JOB.
From the listing below, pull out every line where the string "that" appears.

Dataset records:
..........

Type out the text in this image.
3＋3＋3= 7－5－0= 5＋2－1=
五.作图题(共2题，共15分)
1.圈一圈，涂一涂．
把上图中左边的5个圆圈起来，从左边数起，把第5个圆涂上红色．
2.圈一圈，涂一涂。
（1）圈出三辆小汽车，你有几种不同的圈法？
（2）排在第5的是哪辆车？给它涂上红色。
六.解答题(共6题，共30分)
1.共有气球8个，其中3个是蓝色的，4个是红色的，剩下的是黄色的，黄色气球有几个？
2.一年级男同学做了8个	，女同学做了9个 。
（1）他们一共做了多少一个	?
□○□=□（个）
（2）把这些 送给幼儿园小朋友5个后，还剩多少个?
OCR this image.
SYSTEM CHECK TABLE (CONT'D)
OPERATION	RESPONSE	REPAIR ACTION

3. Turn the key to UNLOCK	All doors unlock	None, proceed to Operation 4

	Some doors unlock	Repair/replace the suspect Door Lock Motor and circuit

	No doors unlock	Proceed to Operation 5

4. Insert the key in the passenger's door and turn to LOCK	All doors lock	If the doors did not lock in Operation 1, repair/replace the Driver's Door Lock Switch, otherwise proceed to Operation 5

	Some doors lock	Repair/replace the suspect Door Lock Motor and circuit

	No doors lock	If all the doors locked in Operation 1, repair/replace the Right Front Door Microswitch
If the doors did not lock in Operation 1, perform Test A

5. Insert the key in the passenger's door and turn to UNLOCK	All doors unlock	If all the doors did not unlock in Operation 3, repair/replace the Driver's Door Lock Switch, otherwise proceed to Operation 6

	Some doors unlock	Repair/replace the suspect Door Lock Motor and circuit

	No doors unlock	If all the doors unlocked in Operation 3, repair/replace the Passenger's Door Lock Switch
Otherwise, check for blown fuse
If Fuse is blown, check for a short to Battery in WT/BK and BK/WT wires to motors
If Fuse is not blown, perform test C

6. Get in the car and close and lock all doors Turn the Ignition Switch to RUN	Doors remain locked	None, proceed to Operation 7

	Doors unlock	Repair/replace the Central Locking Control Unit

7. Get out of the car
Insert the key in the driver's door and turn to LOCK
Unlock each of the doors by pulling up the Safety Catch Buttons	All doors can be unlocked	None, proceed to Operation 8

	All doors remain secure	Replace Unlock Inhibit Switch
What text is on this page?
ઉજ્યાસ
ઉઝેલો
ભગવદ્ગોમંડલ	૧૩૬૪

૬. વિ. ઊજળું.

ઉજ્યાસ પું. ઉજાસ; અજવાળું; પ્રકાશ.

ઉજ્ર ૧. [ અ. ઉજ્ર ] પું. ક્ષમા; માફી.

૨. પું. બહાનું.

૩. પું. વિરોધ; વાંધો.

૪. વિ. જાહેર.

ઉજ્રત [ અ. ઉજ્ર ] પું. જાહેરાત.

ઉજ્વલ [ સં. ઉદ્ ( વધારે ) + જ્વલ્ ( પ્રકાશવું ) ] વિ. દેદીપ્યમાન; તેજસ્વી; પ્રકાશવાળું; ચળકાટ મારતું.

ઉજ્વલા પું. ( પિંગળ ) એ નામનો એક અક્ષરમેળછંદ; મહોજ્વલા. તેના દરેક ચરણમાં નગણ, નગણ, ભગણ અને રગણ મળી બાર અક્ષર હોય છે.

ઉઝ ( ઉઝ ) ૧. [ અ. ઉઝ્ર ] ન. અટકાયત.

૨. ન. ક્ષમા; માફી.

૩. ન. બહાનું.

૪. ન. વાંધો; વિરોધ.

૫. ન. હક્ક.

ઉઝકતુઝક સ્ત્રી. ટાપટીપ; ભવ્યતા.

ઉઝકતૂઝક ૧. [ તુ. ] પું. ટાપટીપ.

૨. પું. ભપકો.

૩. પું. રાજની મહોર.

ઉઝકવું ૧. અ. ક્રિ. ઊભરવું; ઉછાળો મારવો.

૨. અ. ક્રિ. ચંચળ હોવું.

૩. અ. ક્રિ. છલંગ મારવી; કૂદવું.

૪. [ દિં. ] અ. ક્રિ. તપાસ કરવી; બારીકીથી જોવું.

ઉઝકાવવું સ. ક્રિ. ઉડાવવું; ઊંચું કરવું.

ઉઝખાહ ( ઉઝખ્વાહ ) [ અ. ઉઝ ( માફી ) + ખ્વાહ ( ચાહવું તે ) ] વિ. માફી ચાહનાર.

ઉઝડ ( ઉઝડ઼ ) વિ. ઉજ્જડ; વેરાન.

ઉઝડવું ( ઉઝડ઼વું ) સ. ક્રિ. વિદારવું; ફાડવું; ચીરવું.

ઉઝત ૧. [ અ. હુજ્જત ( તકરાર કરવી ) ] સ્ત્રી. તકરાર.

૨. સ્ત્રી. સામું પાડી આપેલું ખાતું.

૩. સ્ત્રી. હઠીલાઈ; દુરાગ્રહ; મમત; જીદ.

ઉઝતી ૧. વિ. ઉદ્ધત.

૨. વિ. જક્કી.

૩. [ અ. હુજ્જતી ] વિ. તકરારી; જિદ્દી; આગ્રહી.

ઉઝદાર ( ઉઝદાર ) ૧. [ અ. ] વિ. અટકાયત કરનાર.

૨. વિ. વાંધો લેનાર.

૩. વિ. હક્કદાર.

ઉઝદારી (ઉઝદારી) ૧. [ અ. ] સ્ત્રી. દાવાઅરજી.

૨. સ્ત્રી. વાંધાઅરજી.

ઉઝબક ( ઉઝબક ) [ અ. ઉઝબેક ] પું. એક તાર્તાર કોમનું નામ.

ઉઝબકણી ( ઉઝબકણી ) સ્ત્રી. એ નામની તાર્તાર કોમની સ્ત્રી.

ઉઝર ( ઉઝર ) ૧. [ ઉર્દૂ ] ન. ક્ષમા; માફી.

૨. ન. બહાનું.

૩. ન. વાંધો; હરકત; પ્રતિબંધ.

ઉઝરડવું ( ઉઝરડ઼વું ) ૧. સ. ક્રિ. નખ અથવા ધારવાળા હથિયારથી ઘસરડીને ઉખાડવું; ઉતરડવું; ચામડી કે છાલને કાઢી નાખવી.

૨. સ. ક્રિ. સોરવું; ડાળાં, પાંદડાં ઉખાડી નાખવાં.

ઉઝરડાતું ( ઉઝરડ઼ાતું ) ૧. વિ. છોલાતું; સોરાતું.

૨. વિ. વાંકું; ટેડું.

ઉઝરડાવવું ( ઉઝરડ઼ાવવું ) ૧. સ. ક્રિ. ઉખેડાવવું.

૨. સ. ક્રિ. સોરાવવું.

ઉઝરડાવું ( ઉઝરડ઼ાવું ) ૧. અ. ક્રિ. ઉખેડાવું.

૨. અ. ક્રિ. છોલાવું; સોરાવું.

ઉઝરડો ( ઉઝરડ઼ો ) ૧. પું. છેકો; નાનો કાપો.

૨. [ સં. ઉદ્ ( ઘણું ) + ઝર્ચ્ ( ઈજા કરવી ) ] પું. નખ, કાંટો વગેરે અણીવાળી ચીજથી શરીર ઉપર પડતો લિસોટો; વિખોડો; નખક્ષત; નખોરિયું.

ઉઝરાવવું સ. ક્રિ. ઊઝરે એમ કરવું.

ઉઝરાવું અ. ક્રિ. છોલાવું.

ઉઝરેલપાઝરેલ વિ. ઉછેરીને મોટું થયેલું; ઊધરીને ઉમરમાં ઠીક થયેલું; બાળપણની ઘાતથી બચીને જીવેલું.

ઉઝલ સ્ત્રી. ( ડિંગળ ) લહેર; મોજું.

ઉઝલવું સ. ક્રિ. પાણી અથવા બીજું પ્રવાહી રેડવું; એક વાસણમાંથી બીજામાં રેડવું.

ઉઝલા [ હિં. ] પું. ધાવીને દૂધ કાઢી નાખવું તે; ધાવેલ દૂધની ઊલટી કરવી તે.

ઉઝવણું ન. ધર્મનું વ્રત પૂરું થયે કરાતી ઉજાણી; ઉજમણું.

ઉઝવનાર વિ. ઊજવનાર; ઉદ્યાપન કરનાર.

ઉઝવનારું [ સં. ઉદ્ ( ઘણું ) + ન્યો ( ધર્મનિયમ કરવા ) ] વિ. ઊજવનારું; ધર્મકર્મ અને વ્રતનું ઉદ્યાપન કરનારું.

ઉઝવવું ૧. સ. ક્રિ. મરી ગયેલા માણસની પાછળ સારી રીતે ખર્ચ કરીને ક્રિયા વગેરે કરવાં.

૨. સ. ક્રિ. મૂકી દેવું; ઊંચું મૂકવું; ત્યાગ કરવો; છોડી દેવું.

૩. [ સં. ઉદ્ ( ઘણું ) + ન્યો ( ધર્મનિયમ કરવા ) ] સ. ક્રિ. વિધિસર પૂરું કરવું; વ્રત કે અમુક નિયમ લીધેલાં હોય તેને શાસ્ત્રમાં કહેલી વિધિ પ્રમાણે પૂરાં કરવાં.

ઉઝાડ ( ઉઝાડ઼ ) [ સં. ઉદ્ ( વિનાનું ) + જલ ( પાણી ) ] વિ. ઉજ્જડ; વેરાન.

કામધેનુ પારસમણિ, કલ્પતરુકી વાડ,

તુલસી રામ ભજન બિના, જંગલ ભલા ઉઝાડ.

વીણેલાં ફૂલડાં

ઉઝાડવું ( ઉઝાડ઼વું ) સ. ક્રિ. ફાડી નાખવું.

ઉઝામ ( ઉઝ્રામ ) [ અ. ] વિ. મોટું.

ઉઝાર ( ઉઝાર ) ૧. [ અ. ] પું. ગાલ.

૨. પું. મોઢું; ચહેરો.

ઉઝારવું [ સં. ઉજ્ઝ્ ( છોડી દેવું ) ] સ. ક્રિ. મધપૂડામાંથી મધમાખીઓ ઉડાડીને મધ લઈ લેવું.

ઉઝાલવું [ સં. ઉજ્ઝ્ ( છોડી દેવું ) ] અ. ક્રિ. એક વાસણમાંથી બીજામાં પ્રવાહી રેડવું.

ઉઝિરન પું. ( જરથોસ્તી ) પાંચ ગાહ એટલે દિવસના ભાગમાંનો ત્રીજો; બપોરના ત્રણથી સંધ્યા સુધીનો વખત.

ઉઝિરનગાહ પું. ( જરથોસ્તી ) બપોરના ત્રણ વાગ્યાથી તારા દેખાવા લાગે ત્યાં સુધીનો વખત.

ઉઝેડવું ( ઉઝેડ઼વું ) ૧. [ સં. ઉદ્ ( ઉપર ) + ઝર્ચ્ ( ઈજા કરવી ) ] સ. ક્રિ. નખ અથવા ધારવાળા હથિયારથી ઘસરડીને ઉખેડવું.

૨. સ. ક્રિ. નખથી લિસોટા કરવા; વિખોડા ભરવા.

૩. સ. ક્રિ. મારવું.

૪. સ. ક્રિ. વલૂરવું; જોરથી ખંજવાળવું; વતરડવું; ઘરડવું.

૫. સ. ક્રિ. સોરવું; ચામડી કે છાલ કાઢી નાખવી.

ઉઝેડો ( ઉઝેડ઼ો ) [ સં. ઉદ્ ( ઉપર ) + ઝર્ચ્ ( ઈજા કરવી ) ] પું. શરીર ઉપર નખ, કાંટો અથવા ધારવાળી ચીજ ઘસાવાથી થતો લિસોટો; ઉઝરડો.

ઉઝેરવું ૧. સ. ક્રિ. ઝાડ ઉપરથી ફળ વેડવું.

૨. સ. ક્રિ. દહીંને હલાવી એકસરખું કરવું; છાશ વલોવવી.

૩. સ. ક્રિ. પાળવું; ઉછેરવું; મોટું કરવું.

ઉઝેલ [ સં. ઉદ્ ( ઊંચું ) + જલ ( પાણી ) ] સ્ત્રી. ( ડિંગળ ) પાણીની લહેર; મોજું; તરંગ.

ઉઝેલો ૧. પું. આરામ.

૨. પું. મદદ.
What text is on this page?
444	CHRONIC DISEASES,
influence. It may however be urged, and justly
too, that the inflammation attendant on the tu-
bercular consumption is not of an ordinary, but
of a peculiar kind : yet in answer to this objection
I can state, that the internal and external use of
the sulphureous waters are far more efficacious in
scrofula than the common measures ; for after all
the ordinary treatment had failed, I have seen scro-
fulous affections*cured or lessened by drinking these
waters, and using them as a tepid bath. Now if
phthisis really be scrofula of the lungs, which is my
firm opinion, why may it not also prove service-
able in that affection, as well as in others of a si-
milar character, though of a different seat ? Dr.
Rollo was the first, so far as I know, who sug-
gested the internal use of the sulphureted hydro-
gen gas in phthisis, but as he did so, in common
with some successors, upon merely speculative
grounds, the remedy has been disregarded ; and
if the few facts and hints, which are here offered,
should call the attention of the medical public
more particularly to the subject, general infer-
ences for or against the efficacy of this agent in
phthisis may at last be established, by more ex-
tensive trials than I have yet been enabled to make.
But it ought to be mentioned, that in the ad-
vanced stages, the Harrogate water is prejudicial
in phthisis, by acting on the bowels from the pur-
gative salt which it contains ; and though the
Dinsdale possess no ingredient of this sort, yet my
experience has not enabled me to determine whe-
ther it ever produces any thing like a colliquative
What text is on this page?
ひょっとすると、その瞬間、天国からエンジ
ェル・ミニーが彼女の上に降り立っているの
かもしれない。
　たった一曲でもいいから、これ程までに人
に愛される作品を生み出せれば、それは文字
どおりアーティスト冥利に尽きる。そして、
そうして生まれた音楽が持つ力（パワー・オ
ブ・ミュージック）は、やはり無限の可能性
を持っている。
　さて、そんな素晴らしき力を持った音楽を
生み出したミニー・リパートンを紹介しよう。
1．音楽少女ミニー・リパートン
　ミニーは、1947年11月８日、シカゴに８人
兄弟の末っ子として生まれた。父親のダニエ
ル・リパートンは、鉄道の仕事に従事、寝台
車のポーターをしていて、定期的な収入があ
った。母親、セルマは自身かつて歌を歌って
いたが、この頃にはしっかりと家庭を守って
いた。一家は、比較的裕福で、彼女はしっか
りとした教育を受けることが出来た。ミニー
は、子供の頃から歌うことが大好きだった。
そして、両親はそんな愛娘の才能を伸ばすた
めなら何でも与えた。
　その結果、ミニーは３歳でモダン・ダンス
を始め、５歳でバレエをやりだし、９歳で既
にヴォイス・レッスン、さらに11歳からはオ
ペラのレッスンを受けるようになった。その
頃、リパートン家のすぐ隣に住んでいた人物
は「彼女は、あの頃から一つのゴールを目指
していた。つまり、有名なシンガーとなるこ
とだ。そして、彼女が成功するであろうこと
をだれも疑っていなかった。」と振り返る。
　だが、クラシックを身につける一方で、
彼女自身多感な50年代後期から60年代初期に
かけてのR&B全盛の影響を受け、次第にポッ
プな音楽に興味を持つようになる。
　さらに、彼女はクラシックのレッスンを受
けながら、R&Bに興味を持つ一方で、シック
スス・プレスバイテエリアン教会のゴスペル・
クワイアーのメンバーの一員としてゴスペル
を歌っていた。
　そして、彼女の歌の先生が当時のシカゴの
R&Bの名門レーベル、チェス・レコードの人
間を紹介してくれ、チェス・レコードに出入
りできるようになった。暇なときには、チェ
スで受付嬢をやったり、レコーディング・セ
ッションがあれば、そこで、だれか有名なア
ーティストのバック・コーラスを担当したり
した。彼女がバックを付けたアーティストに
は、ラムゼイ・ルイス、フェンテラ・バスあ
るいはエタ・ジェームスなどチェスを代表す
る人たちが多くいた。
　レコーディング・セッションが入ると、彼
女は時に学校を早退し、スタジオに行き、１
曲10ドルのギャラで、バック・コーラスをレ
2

..........

TASK ANSWER.
too, that the inflammation attendant on the tu-
I can state, that the internal and external use of
able in that affection, as well as in others of a si-
But it ought to be mentioned, that in the ad-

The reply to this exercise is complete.